Leave out the pictures and transcribe the rest of the records exactly.

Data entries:

+ + + +

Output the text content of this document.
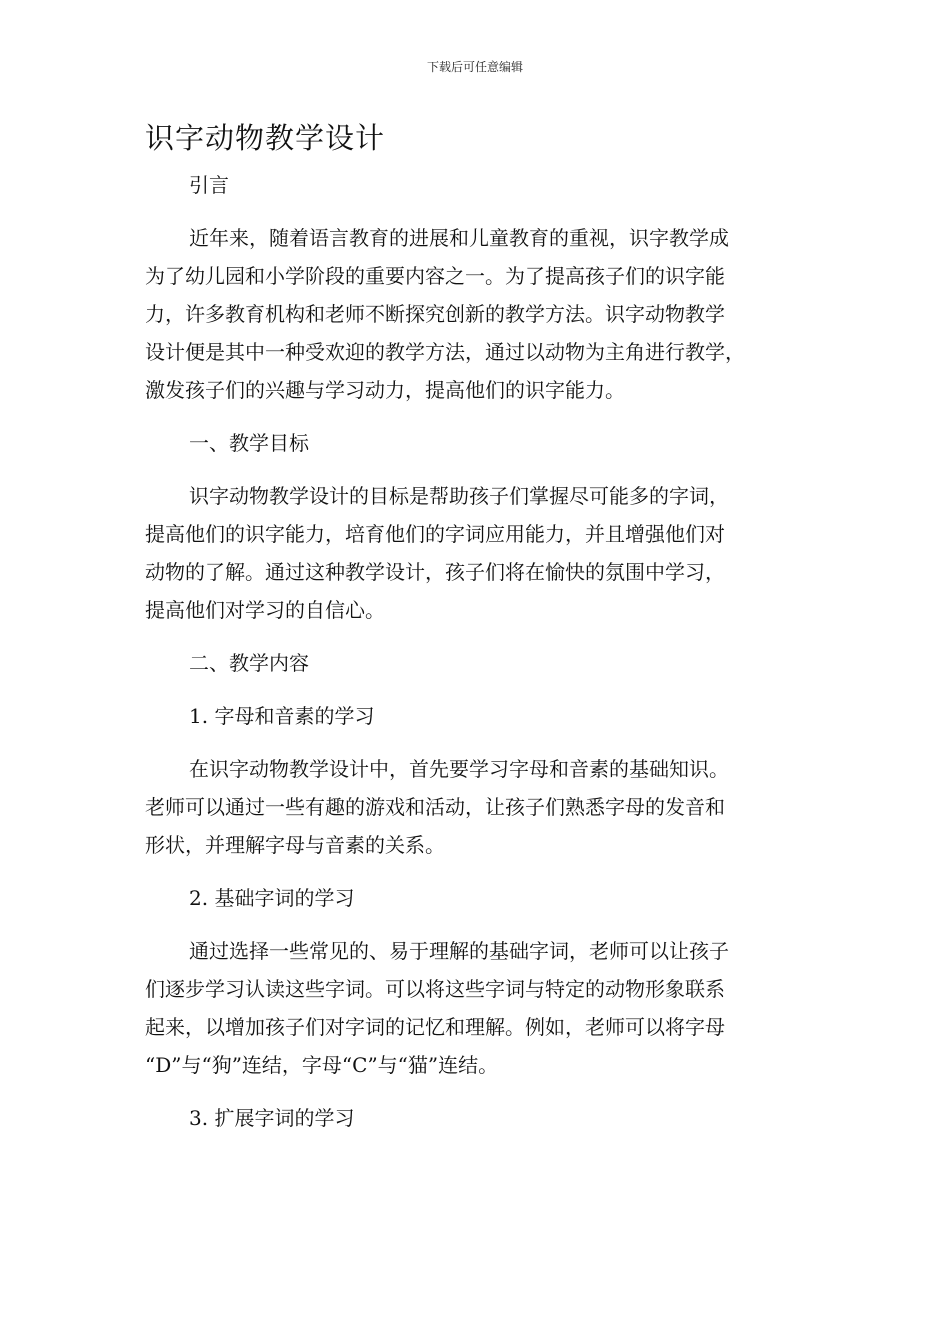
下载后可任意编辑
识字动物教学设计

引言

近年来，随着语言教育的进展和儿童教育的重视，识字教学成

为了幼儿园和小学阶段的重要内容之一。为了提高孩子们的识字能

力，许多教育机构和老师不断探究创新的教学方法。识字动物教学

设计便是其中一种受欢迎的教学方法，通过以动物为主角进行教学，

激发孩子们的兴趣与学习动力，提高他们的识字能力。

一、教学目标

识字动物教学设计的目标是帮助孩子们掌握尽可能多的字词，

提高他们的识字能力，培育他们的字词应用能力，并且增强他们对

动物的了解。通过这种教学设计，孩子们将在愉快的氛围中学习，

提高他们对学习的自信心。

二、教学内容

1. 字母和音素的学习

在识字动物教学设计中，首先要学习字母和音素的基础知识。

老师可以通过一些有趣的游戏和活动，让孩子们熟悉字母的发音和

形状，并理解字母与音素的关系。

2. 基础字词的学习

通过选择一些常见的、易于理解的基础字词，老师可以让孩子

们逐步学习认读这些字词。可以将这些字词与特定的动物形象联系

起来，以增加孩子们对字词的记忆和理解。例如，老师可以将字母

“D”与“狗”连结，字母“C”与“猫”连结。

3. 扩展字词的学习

+ + + +

◆ **Completed task**:
Output the text content of this document.
下载后可任意编辑
识字动物教学设计

引言

近年来，随着语言教育的进展和儿童教育的重视，识字教学成

为了幼儿园和小学阶段的重要内容之一。为了提高孩子们的识字能

力，许多教育机构和老师不断探究创新的教学方法。识字动物教学

设计便是其中一种受欢迎的教学方法，通过以动物为主角进行教学，

激发孩子们的兴趣与学习动力，提高他们的识字能力。

一、教学目标

识字动物教学设计的目标是帮助孩子们掌握尽可能多的字词，

提高他们的识字能力，培育他们的字词应用能力，并且增强他们对

动物的了解。通过这种教学设计，孩子们将在愉快的氛围中学习，

提高他们对学习的自信心。

二、教学内容

1. 字母和音素的学习

在识字动物教学设计中，首先要学习字母和音素的基础知识。

老师可以通过一些有趣的游戏和活动，让孩子们熟悉字母的发音和

形状，并理解字母与音素的关系。

2. 基础字词的学习

通过选择一些常见的、易于理解的基础字词，老师可以让孩子

们逐步学习认读这些字词。可以将这些字词与特定的动物形象联系

起来，以增加孩子们对字词的记忆和理解。例如，老师可以将字母

“D”与“狗”连结，字母“C”与“猫”连结。

3. 扩展字词的学习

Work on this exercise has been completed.